▶ _The task_
Repeat the lines below exactly as they appear, but leave out the images.

▶ _Extracted information_
━━━━━━

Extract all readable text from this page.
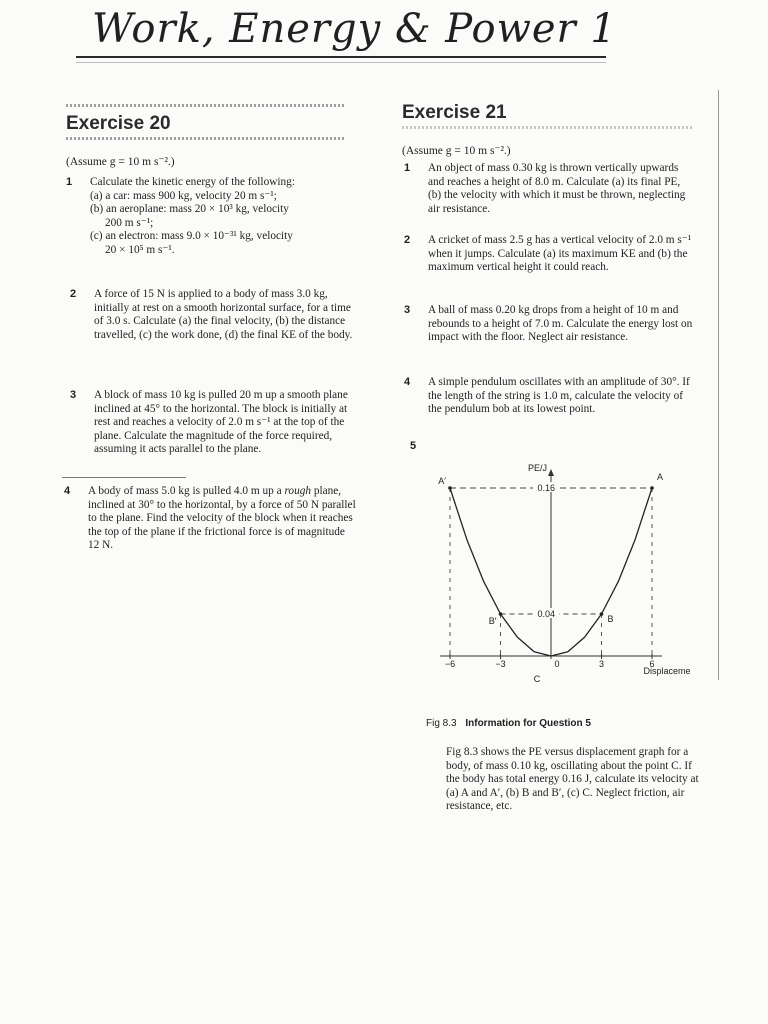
Work, Energy & Power 1
Exercise 20

(Assume g = 10 m s⁻².)

1 Calculate the kinetic energy of the following:
(a) a car: mass 900 kg, velocity 20 m s⁻¹;
(b) an aeroplane: mass 20 × 10³ kg, velocity
200 m s⁻¹;
(c) an electron: mass 9.0 × 10⁻³¹ kg, velocity
20 × 10⁵ m s⁻¹.
2 A force of 15 N is applied to a body of mass 3.0 kg, initially at rest on a smooth horizontal surface, for a time of 3.0 s. Calculate (a) the final velocity, (b) the distance travelled, (c) the work done, (d) the final KE of the body.
3 A block of mass 10 kg is pulled 20 m up a smooth plane inclined at 45° to the horizontal. The block is initially at rest and reaches a velocity of 2.0 m s⁻¹ at the top of the plane. Calculate the magnitude of the force required, assuming it acts parallel to the plane.
4 A body of mass 5.0 kg is pulled 4.0 m up a rough plane, inclined at 30° to the horizontal, by a force of 50 N parallel to the plane. Find the velocity of the block when it reaches the top of the plane if the frictional force is of magnitude 12 N.
Exercise 21

(Assume g = 10 m s⁻².)

1 An object of mass 0.30 kg is thrown vertically upwards and reaches a height of 8.0 m. Calculate (a) its final PE, (b) the velocity with which it must be thrown, neglecting air resistance.
2 A cricket of mass 2.5 g has a vertical velocity of 2.0 m s⁻¹ when it jumps. Calculate (a) its maximum KE and (b) the maximum vertical height it could reach.
3 A ball of mass 0.20 kg drops from a height of 10 m and rebounds to a height of 7.0 m. Calculate the energy lost on impact with the floor. Neglect air resistance.
4 A simple pendulum oscillates with an amplitude of 30°. If the length of the string is 1.0 m, calculate the velocity of the pendulum bob at its lowest point.
5
PE/J
Displaceme
−6	−3	0	3	6
0.16
0.04
A′	A
B′	B
C
Fig 8.3 Information for Question 5
Fig 8.3 shows the PE versus displacement graph for a body, of mass 0.10 kg, oscillating about the point C. If the body has total energy 0.16 J, calculate its velocity at (a) A and A′, (b) B and B′, (c) C. Neglect friction, air resistance, etc.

━━━━━━

▶ _Written solution_
Extract all readable text from this page.
Work, Energy & Power 1
Exercise 20

(Assume g = 10 m s⁻².)

1 Calculate the kinetic energy of the following:
(a) a car: mass 900 kg, velocity 20 m s⁻¹;
(b) an aeroplane: mass 20 × 10³ kg, velocity
200 m s⁻¹;
(c) an electron: mass 9.0 × 10⁻³¹ kg, velocity
20 × 10⁵ m s⁻¹.
2 A force of 15 N is applied to a body of mass 3.0 kg, initially at rest on a smooth horizontal surface, for a time of 3.0 s. Calculate (a) the final velocity, (b) the distance travelled, (c) the work done, (d) the final KE of the body.
3 A block of mass 10 kg is pulled 20 m up a smooth plane inclined at 45° to the horizontal. The block is initially at rest and reaches a velocity of 2.0 m s⁻¹ at the top of the plane. Calculate the magnitude of the force required, assuming it acts parallel to the plane.
4 A body of mass 5.0 kg is pulled 4.0 m up a rough plane, inclined at 30° to the horizontal, by a force of 50 N parallel to the plane. Find the velocity of the block when it reaches the top of the plane if the frictional force is of magnitude 12 N.
Exercise 21

(Assume g = 10 m s⁻².)

1 An object of mass 0.30 kg is thrown vertically upwards and reaches a height of 8.0 m. Calculate (a) its final PE, (b) the velocity with which it must be thrown, neglecting air resistance.
2 A cricket of mass 2.5 g has a vertical velocity of 2.0 m s⁻¹ when it jumps. Calculate (a) its maximum KE and (b) the maximum vertical height it could reach.
3 A ball of mass 0.20 kg drops from a height of 10 m and rebounds to a height of 7.0 m. Calculate the energy lost on impact with the floor. Neglect air resistance.
4 A simple pendulum oscillates with an amplitude of 30°. If the length of the string is 1.0 m, calculate the velocity of the pendulum bob at its lowest point.
5
PE/J
Displaceme
−6	−3	0	3	6
0.16
0.04
A′	A
B′	B
C
Fig 8.3 Information for Question 5
Fig 8.3 shows the PE versus displacement graph for a body, of mass 0.10 kg, oscillating about the point C. If the body has total energy 0.16 J, calculate its velocity at (a) A and A′, (b) B and B′, (c) C. Neglect friction, air resistance, etc.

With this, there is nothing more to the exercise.